→ Dataset extract

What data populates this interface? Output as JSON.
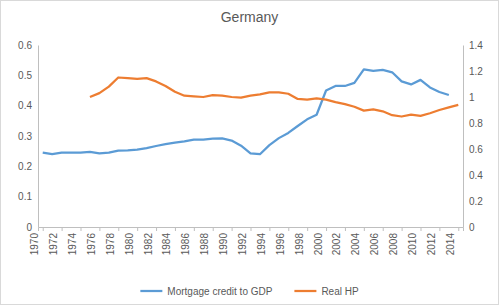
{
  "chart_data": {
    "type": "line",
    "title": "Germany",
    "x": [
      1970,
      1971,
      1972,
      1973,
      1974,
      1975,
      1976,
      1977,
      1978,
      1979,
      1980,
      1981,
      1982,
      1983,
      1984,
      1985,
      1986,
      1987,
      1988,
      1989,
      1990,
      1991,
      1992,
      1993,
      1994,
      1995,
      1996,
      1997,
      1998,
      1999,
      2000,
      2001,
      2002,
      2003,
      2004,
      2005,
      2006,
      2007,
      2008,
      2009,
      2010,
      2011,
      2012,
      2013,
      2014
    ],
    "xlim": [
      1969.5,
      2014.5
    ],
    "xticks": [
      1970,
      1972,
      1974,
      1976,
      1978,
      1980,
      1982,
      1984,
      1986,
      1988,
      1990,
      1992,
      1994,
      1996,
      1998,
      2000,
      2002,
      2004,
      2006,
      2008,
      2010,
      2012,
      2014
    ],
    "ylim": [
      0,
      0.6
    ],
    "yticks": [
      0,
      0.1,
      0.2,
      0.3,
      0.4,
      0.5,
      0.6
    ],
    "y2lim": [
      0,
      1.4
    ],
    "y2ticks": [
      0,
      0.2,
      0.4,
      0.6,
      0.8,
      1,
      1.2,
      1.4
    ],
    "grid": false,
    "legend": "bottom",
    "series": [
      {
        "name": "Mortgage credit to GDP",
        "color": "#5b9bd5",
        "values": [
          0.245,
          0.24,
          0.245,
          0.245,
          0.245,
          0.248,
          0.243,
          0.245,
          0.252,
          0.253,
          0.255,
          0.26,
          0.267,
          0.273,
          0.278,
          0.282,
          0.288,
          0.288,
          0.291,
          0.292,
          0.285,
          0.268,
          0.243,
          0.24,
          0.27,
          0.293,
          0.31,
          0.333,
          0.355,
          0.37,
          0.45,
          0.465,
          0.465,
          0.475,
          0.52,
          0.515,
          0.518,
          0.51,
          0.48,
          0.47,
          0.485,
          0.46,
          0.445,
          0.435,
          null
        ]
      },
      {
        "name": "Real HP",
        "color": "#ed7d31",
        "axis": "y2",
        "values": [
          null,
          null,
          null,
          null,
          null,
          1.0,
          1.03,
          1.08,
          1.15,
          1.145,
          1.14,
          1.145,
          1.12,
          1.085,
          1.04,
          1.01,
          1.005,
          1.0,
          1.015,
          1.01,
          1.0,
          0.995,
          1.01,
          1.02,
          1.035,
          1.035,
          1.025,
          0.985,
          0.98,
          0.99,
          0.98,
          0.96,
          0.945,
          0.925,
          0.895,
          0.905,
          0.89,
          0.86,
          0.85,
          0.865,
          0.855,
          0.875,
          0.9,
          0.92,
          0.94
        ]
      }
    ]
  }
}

...

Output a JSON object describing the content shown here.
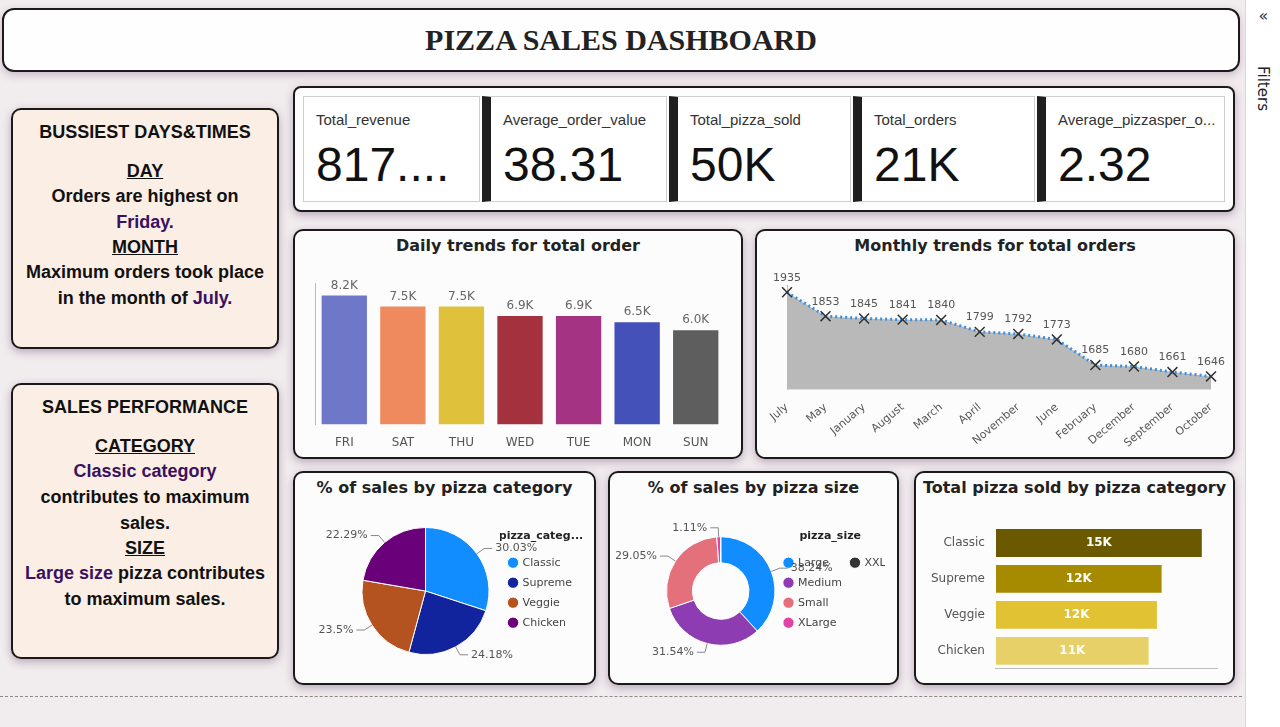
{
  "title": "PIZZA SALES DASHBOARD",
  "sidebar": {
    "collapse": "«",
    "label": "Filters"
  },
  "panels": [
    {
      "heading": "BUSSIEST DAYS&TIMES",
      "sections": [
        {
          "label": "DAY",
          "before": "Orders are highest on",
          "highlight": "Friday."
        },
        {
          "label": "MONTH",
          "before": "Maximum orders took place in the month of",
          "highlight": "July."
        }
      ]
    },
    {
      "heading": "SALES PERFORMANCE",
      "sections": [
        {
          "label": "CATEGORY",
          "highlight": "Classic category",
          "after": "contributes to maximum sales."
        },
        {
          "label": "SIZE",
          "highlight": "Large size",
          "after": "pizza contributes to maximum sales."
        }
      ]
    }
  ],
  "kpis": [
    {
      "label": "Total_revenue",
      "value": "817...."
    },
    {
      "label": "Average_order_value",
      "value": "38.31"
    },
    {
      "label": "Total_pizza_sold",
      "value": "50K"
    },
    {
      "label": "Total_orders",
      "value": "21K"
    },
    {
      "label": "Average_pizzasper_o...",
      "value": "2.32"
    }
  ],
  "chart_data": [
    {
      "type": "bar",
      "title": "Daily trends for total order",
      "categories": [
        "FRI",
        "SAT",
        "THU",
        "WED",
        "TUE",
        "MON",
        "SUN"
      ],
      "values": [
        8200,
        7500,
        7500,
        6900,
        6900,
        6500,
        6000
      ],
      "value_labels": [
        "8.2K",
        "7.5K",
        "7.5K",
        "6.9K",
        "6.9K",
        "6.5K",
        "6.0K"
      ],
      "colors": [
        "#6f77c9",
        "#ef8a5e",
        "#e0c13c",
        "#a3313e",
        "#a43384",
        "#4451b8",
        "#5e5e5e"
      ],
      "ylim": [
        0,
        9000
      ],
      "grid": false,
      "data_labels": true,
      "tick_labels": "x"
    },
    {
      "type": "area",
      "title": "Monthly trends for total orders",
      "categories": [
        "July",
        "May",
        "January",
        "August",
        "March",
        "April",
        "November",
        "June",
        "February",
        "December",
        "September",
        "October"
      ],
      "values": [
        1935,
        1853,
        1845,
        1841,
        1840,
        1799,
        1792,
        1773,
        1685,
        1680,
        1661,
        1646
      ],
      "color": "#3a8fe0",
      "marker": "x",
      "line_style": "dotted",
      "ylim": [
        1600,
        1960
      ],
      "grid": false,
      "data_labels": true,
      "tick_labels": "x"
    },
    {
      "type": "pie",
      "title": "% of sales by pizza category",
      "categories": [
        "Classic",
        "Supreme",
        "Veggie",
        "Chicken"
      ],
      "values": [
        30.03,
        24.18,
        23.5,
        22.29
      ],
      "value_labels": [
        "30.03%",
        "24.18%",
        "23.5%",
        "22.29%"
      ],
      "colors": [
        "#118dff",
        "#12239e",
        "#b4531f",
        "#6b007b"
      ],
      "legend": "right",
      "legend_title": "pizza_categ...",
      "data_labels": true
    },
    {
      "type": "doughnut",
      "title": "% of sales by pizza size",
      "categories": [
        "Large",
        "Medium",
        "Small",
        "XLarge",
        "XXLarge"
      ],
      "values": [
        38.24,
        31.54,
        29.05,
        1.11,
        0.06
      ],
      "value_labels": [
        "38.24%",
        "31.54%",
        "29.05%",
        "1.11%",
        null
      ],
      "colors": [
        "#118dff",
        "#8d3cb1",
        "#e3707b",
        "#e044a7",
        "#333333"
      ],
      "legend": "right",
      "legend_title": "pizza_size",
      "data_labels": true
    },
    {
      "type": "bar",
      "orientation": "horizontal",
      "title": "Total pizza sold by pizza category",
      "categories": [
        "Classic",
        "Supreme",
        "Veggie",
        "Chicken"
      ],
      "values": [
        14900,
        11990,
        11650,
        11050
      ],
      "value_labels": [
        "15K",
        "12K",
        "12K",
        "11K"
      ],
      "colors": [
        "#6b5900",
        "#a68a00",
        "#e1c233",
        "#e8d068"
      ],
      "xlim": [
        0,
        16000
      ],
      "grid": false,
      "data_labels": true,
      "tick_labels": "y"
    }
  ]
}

→ To be done
Pick out all the lines with the word "before" in them and copy them.

→ Answer in full
          "before": "Orders are highest on",
          "before": "Maximum orders took place in the month of",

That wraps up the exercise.